[Source records]
** Start **
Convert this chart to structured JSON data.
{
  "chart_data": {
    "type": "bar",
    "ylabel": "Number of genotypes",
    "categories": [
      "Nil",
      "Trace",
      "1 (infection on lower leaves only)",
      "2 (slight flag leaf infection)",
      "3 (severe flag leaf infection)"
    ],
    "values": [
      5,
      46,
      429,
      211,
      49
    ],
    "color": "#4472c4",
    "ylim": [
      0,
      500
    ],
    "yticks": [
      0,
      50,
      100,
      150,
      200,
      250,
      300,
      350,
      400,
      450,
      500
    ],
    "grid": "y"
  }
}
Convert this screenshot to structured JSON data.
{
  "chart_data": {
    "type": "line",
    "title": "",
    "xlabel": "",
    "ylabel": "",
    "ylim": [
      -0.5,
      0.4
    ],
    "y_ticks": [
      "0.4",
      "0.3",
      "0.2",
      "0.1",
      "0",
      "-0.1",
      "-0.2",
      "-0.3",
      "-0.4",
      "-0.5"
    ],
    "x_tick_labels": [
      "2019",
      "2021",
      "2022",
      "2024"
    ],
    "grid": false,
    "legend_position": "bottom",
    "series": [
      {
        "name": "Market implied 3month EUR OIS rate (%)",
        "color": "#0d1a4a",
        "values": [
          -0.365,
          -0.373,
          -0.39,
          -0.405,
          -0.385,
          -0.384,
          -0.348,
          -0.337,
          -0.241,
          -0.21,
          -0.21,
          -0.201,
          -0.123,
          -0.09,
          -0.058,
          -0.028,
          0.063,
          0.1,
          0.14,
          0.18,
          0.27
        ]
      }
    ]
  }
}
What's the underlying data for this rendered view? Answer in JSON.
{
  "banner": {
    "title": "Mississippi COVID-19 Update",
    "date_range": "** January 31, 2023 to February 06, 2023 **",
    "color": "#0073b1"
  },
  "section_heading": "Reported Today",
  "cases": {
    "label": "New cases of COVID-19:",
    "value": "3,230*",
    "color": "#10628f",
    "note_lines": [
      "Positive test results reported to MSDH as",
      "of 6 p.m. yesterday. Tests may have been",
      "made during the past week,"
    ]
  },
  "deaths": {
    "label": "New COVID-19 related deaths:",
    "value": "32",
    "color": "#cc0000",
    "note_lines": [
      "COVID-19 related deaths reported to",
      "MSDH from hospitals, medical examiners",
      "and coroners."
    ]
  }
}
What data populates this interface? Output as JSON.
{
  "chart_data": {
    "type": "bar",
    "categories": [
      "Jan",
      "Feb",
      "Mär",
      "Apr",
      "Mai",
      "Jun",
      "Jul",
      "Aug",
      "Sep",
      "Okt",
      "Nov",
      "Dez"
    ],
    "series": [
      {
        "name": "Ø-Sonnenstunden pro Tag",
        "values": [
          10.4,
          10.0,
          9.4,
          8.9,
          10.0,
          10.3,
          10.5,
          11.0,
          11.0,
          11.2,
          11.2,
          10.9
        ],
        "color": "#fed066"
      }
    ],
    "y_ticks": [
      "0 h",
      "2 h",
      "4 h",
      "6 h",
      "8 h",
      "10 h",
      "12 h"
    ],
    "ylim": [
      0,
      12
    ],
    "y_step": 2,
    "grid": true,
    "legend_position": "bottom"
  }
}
** End **
# [TO DO]
Filter the data for the string "deaths" and copy every line that has it.

# [THE ANSWER]
  "deaths": {
    "label": "New COVID-19 related deaths:",
      "COVID-19 related deaths reported to",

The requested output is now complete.